Dataset rows about figures
------------------------------------------------------------------------
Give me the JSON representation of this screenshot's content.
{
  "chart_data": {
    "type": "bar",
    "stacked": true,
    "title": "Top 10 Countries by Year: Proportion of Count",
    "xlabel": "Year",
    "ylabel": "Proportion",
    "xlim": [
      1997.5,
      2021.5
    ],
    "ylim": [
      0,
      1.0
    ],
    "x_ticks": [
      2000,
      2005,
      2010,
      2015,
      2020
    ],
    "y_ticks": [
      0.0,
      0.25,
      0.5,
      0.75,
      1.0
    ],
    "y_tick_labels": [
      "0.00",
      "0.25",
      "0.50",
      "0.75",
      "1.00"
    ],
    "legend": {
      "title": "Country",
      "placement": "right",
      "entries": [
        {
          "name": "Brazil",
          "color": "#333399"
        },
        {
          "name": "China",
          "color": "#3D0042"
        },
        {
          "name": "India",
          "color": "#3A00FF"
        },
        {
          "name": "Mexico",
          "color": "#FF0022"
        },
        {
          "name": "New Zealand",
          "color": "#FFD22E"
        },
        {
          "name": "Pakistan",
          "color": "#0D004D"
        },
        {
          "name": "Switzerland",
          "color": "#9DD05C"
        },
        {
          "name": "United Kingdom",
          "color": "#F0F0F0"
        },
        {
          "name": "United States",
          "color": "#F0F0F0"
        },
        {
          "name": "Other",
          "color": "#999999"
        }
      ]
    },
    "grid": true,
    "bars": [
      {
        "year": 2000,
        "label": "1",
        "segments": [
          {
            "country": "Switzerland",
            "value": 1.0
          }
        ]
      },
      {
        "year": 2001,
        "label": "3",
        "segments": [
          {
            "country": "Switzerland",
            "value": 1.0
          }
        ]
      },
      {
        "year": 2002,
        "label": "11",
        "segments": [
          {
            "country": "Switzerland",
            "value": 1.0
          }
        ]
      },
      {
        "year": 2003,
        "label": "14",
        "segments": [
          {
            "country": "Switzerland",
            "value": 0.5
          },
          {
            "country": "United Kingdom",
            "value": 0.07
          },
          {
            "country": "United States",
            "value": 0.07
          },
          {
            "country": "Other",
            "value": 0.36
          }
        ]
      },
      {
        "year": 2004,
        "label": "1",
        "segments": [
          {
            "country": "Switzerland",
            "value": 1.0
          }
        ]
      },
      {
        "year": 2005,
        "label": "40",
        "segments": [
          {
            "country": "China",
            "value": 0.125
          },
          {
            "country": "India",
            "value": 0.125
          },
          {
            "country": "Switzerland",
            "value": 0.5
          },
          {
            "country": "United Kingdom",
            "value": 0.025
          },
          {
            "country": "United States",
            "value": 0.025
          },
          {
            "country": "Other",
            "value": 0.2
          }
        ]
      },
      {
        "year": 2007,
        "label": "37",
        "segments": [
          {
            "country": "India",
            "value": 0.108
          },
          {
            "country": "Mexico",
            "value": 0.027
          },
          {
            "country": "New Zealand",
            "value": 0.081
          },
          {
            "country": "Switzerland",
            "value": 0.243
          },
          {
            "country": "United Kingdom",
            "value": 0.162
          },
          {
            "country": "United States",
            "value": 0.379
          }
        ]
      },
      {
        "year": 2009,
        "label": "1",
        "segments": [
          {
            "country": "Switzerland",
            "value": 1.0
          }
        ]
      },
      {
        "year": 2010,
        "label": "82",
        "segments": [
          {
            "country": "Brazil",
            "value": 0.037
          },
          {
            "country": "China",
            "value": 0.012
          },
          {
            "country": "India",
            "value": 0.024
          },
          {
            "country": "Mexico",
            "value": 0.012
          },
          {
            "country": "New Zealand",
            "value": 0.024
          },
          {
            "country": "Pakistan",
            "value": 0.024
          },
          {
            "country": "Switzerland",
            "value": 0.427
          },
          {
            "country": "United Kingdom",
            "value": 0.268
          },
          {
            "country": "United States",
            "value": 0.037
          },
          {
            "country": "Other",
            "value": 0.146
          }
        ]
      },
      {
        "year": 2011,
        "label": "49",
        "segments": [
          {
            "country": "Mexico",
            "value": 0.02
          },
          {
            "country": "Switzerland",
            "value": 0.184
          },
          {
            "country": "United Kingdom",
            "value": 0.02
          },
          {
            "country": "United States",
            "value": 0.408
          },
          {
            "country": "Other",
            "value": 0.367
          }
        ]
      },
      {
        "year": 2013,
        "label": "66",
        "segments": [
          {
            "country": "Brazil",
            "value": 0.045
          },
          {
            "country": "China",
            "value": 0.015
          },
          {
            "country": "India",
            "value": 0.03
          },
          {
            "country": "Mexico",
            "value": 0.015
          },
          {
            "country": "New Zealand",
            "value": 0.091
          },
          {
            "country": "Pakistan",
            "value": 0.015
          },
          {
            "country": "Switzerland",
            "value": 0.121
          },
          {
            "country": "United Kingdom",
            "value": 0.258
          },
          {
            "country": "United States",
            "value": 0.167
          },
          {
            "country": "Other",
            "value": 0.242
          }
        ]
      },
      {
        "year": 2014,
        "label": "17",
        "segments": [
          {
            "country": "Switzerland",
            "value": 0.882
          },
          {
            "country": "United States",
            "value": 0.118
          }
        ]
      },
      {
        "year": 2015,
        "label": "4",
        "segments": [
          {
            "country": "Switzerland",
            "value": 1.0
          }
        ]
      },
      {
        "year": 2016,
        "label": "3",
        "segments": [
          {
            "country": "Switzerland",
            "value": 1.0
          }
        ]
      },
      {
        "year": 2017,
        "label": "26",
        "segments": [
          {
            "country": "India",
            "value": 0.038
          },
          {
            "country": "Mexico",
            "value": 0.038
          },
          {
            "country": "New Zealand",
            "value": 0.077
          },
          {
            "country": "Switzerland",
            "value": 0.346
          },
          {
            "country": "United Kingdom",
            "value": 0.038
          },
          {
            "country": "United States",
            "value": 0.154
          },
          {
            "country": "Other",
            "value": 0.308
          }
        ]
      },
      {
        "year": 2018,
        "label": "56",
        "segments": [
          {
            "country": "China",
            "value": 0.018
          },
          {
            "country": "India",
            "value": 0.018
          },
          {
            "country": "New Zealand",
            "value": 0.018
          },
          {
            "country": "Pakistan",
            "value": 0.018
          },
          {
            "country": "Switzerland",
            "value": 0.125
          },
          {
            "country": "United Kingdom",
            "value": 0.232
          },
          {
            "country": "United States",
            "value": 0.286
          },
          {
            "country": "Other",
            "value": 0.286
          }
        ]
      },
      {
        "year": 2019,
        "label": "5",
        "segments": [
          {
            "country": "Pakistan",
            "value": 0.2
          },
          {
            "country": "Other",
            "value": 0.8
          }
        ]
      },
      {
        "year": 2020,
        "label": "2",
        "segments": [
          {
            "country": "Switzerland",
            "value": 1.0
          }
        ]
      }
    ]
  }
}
------------------------------------------------------------------------
(Problem details) In the records above, how many lines include "Proportion"? Give that number and nothing more.

(Finished task) 2